EXERCISE INSTRUCTIONS: Transcribe every line of the records below verbatim, keeping their original order.

GIVEN ENTRIES:
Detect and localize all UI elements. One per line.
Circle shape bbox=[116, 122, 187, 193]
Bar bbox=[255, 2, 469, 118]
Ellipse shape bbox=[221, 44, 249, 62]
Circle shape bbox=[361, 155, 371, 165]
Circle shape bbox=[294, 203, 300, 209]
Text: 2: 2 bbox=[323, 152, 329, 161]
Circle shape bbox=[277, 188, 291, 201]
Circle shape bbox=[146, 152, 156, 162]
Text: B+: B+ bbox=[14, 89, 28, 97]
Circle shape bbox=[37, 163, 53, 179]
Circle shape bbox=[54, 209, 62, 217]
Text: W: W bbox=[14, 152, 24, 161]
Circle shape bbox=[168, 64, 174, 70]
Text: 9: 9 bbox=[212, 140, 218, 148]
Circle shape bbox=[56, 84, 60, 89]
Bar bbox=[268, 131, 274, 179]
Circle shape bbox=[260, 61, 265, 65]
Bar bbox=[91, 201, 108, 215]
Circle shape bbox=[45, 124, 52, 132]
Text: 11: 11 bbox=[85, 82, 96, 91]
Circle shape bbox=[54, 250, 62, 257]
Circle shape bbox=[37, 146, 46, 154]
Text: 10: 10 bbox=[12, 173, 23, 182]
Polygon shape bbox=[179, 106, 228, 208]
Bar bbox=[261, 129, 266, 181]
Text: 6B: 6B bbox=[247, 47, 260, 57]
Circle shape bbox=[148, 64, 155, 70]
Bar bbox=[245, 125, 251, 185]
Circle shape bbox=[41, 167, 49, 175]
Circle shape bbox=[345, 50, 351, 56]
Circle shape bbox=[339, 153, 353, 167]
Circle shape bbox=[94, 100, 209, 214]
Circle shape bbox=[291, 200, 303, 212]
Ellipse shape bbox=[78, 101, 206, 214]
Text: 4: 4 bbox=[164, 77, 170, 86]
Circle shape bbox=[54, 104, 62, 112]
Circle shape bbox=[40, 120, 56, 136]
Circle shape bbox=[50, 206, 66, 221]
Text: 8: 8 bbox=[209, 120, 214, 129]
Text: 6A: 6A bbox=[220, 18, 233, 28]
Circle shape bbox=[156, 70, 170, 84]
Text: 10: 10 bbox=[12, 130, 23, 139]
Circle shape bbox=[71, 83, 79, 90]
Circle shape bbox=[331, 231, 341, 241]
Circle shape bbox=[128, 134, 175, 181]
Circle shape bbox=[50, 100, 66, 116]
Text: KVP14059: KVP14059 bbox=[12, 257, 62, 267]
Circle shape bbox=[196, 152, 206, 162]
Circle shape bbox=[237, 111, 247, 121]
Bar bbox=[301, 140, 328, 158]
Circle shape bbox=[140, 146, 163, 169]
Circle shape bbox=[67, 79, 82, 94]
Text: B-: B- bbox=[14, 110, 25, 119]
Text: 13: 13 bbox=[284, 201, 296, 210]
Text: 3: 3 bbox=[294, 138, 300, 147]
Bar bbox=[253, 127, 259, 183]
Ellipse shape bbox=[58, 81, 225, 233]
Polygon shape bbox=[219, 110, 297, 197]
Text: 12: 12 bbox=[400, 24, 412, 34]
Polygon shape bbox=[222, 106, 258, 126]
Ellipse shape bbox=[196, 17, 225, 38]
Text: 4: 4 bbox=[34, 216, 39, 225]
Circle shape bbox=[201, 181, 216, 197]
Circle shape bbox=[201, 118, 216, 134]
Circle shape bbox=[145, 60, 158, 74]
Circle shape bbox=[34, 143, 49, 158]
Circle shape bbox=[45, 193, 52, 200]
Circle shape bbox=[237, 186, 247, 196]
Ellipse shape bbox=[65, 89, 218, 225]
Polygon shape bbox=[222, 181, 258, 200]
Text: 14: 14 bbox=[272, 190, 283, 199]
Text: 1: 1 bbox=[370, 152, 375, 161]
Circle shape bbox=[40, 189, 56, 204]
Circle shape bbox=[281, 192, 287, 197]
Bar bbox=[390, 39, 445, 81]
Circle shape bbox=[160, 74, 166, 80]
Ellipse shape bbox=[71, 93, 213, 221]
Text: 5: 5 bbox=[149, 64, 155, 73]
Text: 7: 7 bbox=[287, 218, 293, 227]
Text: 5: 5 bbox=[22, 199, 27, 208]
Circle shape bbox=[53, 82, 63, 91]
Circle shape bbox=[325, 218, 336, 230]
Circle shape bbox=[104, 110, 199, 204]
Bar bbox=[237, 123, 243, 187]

IN RESPONSE:
Detect and localize all UI elements. One per line.
Circle shape bbox=[116, 122, 187, 193]
Bar bbox=[255, 2, 469, 118]
Ellipse shape bbox=[221, 44, 249, 62]
Circle shape bbox=[361, 155, 371, 165]
Circle shape bbox=[294, 203, 300, 209]
Text: 2: 2 bbox=[323, 152, 329, 161]
Circle shape bbox=[277, 188, 291, 201]
Circle shape bbox=[146, 152, 156, 162]
Text: B+: B+ bbox=[14, 89, 28, 97]
Circle shape bbox=[37, 163, 53, 179]
Circle shape bbox=[54, 209, 62, 217]
Text: W: W bbox=[14, 152, 24, 161]
Circle shape bbox=[168, 64, 174, 70]
Text: 9: 9 bbox=[212, 140, 218, 148]
Circle shape bbox=[56, 84, 60, 89]
Bar bbox=[268, 131, 274, 179]
Circle shape bbox=[260, 61, 265, 65]
Bar bbox=[91, 201, 108, 215]
Circle shape bbox=[45, 124, 52, 132]
Text: 11: 11 bbox=[85, 82, 96, 91]
Circle shape bbox=[54, 250, 62, 257]
Circle shape bbox=[37, 146, 46, 154]
Text: 10: 10 bbox=[12, 173, 23, 182]
Polygon shape bbox=[179, 106, 228, 208]
Bar bbox=[261, 129, 266, 181]
Text: 6B: 6B bbox=[247, 47, 260, 57]
Circle shape bbox=[148, 64, 155, 70]
Bar bbox=[245, 125, 251, 185]
Circle shape bbox=[41, 167, 49, 175]
Circle shape bbox=[345, 50, 351, 56]
Circle shape bbox=[339, 153, 353, 167]
Circle shape bbox=[94, 100, 209, 214]
Circle shape bbox=[291, 200, 303, 212]
Ellipse shape bbox=[78, 101, 206, 214]
Text: 4: 4 bbox=[164, 77, 170, 86]
Circle shape bbox=[54, 104, 62, 112]
Circle shape bbox=[40, 120, 56, 136]
Circle shape bbox=[50, 206, 66, 221]
Text: 8: 8 bbox=[209, 120, 214, 129]
Text: 6A: 6A bbox=[220, 18, 233, 28]
Circle shape bbox=[156, 70, 170, 84]
Text: 10: 10 bbox=[12, 130, 23, 139]
Circle shape bbox=[71, 83, 79, 90]
Circle shape bbox=[331, 231, 341, 241]
Circle shape bbox=[128, 134, 175, 181]
Circle shape bbox=[50, 100, 66, 116]
Text: KVP14059: KVP14059 bbox=[12, 257, 62, 267]
Circle shape bbox=[196, 152, 206, 162]
Circle shape bbox=[237, 111, 247, 121]
Bar bbox=[301, 140, 328, 158]
Circle shape bbox=[140, 146, 163, 169]
Circle shape bbox=[67, 79, 82, 94]
Text: B-: B- bbox=[14, 110, 25, 119]
Text: 13: 13 bbox=[284, 201, 296, 210]
Text: 3: 3 bbox=[294, 138, 300, 147]
Bar bbox=[253, 127, 259, 183]
Ellipse shape bbox=[58, 81, 225, 233]
Polygon shape bbox=[219, 110, 297, 197]
Text: 12: 12 bbox=[400, 24, 412, 34]
Polygon shape bbox=[222, 106, 258, 126]
Ellipse shape bbox=[196, 17, 225, 38]
Text: 4: 4 bbox=[34, 216, 39, 225]
Circle shape bbox=[201, 181, 216, 197]
Circle shape bbox=[201, 118, 216, 134]
Circle shape bbox=[145, 60, 158, 74]
Circle shape bbox=[34, 143, 49, 158]
Circle shape bbox=[45, 193, 52, 200]
Circle shape bbox=[237, 186, 247, 196]
Ellipse shape bbox=[65, 89, 218, 225]
Polygon shape bbox=[222, 181, 258, 200]
Text: 14: 14 bbox=[272, 190, 283, 199]
Text: 1: 1 bbox=[370, 152, 375, 161]
Circle shape bbox=[40, 189, 56, 204]
Circle shape bbox=[281, 192, 287, 197]
Bar bbox=[390, 39, 445, 81]
Circle shape bbox=[160, 74, 166, 80]
Ellipse shape bbox=[71, 93, 213, 221]
Text: 5: 5 bbox=[149, 64, 155, 73]
Text: 7: 7 bbox=[287, 218, 293, 227]
Text: 5: 5 bbox=[22, 199, 27, 208]
Circle shape bbox=[53, 82, 63, 91]
Circle shape bbox=[325, 218, 336, 230]
Circle shape bbox=[104, 110, 199, 204]
Bar bbox=[237, 123, 243, 187]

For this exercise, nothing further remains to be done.